- _Requirements_
Copy each line of the data below exactly, leaving out pictures.

(Collected data entries)
--------------------------------

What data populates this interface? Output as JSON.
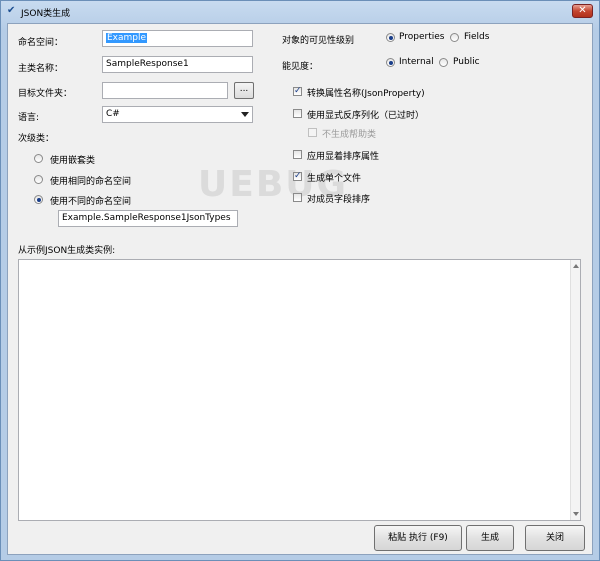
{
  "window": {
    "title": "JSON类生成",
    "close_glyph": "✕"
  },
  "form": {
    "namespace_label": "命名空间：",
    "namespace_value": "Example",
    "main_class_label": "主类名称：",
    "main_class_value": "SampleResponse1",
    "target_folder_label": "目标文件夹：",
    "target_folder_value": "",
    "browse_label": "...",
    "language_label": "语言:",
    "language_value": "C#",
    "subclass_label": "次级类：",
    "subclass_options": [
      {
        "label": "使用嵌套类",
        "selected": false
      },
      {
        "label": "使用相同的命名空间",
        "selected": false
      },
      {
        "label": "使用不同的命名空间",
        "selected": true
      }
    ],
    "subnamespace_value": "Example.SampleResponse1JsonTypes"
  },
  "options": {
    "visibility_label": "对象的可见性级别",
    "visibility_options": [
      {
        "label": "Properties",
        "selected": true
      },
      {
        "label": "Fields",
        "selected": false
      }
    ],
    "access_label": "能见度：",
    "access_options": [
      {
        "label": "Internal",
        "selected": true
      },
      {
        "label": "Public",
        "selected": false
      }
    ],
    "checkboxes": [
      {
        "label": "转换属性名称(JsonProperty)",
        "checked": true,
        "disabled": false
      },
      {
        "label": "使用显式反序列化（已过时）",
        "checked": false,
        "disabled": false
      },
      {
        "label": "不生成帮助类",
        "checked": false,
        "disabled": true
      },
      {
        "label": "应用显着排序属性",
        "checked": false,
        "disabled": false
      },
      {
        "label": "生成单个文件",
        "checked": true,
        "disabled": false
      },
      {
        "label": "对成员字段排序",
        "checked": false,
        "disabled": false
      }
    ]
  },
  "sample": {
    "label": "从示例JSON生成类实例:",
    "value": ""
  },
  "buttons": {
    "paste_execute": "粘贴 执行 (F9)",
    "generate": "生成",
    "close": "关闭"
  },
  "watermark": "UEBUG"
}
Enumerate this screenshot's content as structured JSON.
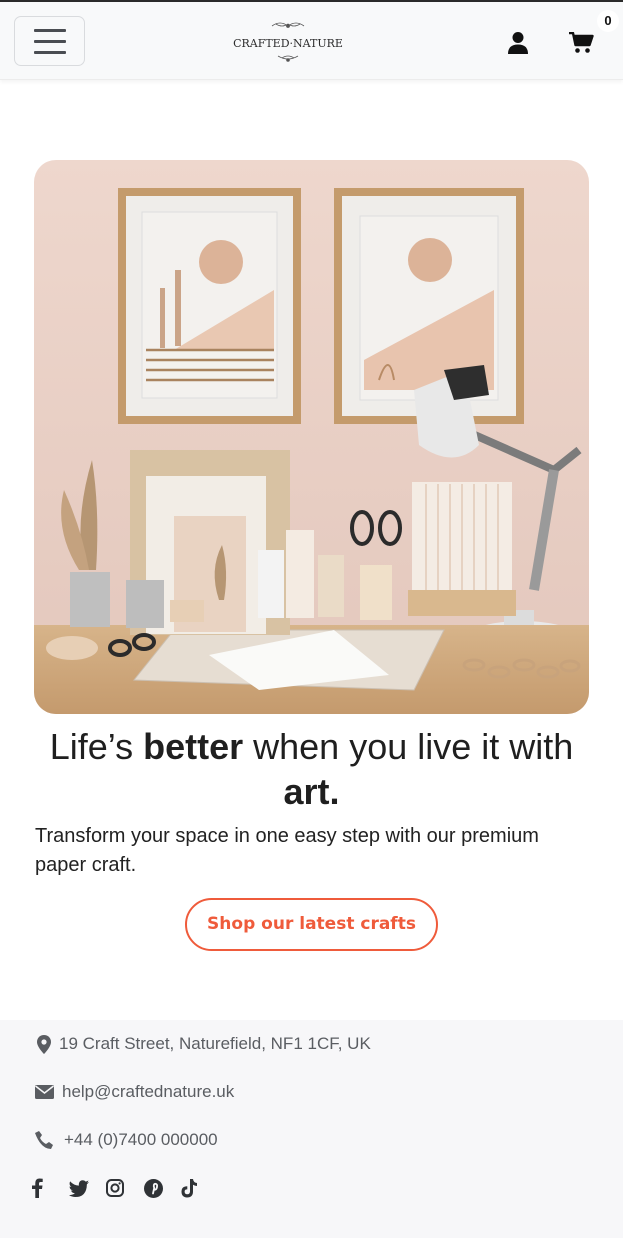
{
  "navbar": {
    "brand_name": "CRAFTED·NATURE",
    "cart_count": "0",
    "icons": [
      "menu-icon",
      "user-icon",
      "cart-icon"
    ]
  },
  "hero": {
    "image_description_icon": "hero-image",
    "headline_part1": "Life’s ",
    "headline_bold1": "better",
    "headline_part2": " when you live it with ",
    "headline_bold2": "art",
    "headline_part3": ".",
    "subtext": "Transform your space in one easy step with our premium paper craft.",
    "cta_label": "Shop our latest crafts"
  },
  "footer": {
    "address": "19 Craft Street, Naturefield, NF1 1CF, UK",
    "email": "help@craftednature.uk",
    "phone": "+44 (0)7400 000000",
    "social_icons": [
      "facebook-icon",
      "twitter-icon",
      "instagram-icon",
      "pinterest-icon",
      "tiktok-icon"
    ]
  },
  "colors": {
    "accent": "#ef5b3b",
    "navbar_bg": "#f8f9fa",
    "footer_bg": "#f7f7f9",
    "footer_text": "#5a5d62"
  }
}
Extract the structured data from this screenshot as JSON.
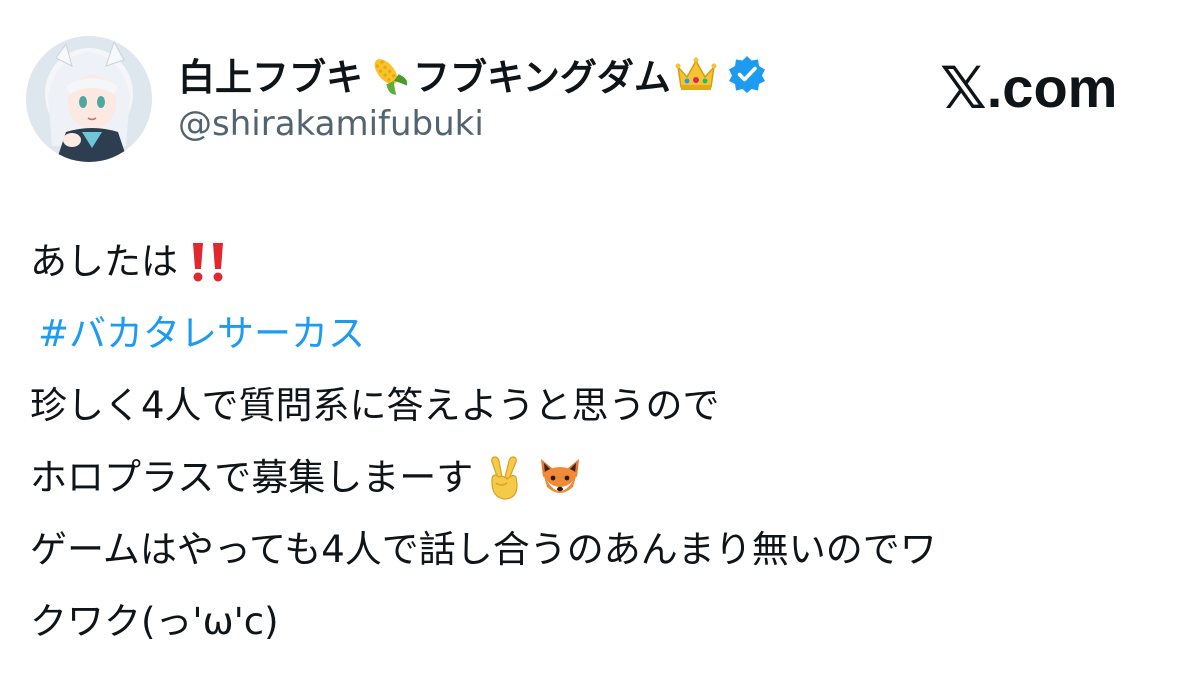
{
  "author": {
    "display_name_part1": "白上フブキ",
    "display_name_part2": "フブキングダム",
    "handle": "@shirakamifubuki",
    "name_emoji_1": "corn-emoji",
    "name_emoji_2": "crown-emoji",
    "verified_icon": "verified-badge-icon",
    "verified_color": "#1d9bf0"
  },
  "brand": {
    "x_glyph": "𝕏",
    "suffix": ".com"
  },
  "tweet": {
    "line1_text": "あしたは",
    "line1_emoji": "double-exclamation-emoji",
    "hashtag": "#バカタレサーカス",
    "line3": "珍しく4人で質問系に答えようと思うので",
    "line4_text": "ホロプラスで募集しまーす",
    "line4_emoji_1": "victory-hand-emoji",
    "line4_emoji_2": "fox-emoji",
    "line5": "ゲームはやっても4人で話し合うのあんまり無いのでワ",
    "line6": "クワク(っ'ω'c)"
  },
  "colors": {
    "text": "#0f1419",
    "muted": "#536471",
    "link": "#1d9bf0",
    "background": "#ffffff"
  }
}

--------------------------------

- _Solved exercise_
What data populates this interface? Output as JSON.
{
  "window": {
    "title": "JSON类生成",
    "close_glyph": "✕"
  },
  "form": {
    "namespace_label": "命名空间：",
    "namespace_value": "Example",
    "main_class_label": "主类名称：",
    "main_class_value": "SampleResponse1",
    "target_folder_label": "目标文件夹：",
    "target_folder_value": "",
    "browse_label": "...",
    "language_label": "语言:",
    "language_value": "C#",
    "subclass_label": "次级类：",
    "subclass_options": [
      {
        "label": "使用嵌套类",
        "selected": false
      },
      {
        "label": "使用相同的命名空间",
        "selected": false
      },
      {
        "label": "使用不同的命名空间",
        "selected": true
      }
    ],
    "subnamespace_value": "Example.SampleResponse1JsonTypes"
  },
  "options": {
    "visibility_label": "对象的可见性级别",
    "visibility_options": [
      {
        "label": "Properties",
        "selected": true
      },
      {
        "label": "Fields",
        "selected": false
      }
    ],
    "access_label": "能见度：",
    "access_options": [
      {
        "label": "Internal",
        "selected": true
      },
      {
        "label": "Public",
        "selected": false
      }
    ],
    "checkboxes": [
      {
        "label": "转换属性名称(JsonProperty)",
        "checked": true,
        "disabled": false
      },
      {
        "label": "使用显式反序列化（已过时）",
        "checked": false,
        "disabled": false
      },
      {
        "label": "不生成帮助类",
        "checked": false,
        "disabled": true
      },
      {
        "label": "应用显着排序属性",
        "checked": false,
        "disabled": false
      },
      {
        "label": "生成单个文件",
        "checked": true,
        "disabled": false
      },
      {
        "label": "对成员字段排序",
        "checked": false,
        "disabled": false
      }
    ]
  },
  "sample": {
    "label": "从示例JSON生成类实例:",
    "value": ""
  },
  "buttons": {
    "paste_execute": "粘贴 执行 (F9)",
    "generate": "生成",
    "close": "关闭"
  },
  "watermark": "UEBUG"
}
Enumerate this screenshot's content as structured JSON.
{
  "navbar": {
    "brand_name": "CRAFTED·NATURE",
    "cart_count": "0",
    "icons": [
      "menu-icon",
      "user-icon",
      "cart-icon"
    ]
  },
  "hero": {
    "image_description_icon": "hero-image",
    "headline_part1": "Life’s ",
    "headline_bold1": "better",
    "headline_part2": " when you live it with ",
    "headline_bold2": "art",
    "headline_part3": ".",
    "subtext": "Transform your space in one easy step with our premium paper craft.",
    "cta_label": "Shop our latest crafts"
  },
  "footer": {
    "address": "19 Craft Street, Naturefield, NF1 1CF, UK",
    "email": "help@craftednature.uk",
    "phone": "+44 (0)7400 000000",
    "social_icons": [
      "facebook-icon",
      "twitter-icon",
      "instagram-icon",
      "pinterest-icon",
      "tiktok-icon"
    ]
  },
  "colors": {
    "accent": "#ef5b3b",
    "navbar_bg": "#f8f9fa",
    "footer_bg": "#f7f7f9",
    "footer_text": "#5a5d62"
  }
}
Extract the structured data from this screenshot as JSON.
{
  "author": {
    "display_name_part1": "白上フブキ",
    "display_name_part2": "フブキングダム",
    "handle": "@shirakamifubuki",
    "name_emoji_1": "corn-emoji",
    "name_emoji_2": "crown-emoji",
    "verified_icon": "verified-badge-icon",
    "verified_color": "#1d9bf0"
  },
  "brand": {
    "x_glyph": "𝕏",
    "suffix": ".com"
  },
  "tweet": {
    "line1_text": "あしたは",
    "line1_emoji": "double-exclamation-emoji",
    "hashtag": "#バカタレサーカス",
    "line3": "珍しく4人で質問系に答えようと思うので",
    "line4_text": "ホロプラスで募集しまーす",
    "line4_emoji_1": "victory-hand-emoji",
    "line4_emoji_2": "fox-emoji",
    "line5": "ゲームはやっても4人で話し合うのあんまり無いのでワ",
    "line6": "クワク(っ'ω'c)"
  },
  "colors": {
    "text": "#0f1419",
    "muted": "#536471",
    "link": "#1d9bf0",
    "background": "#ffffff"
  }
}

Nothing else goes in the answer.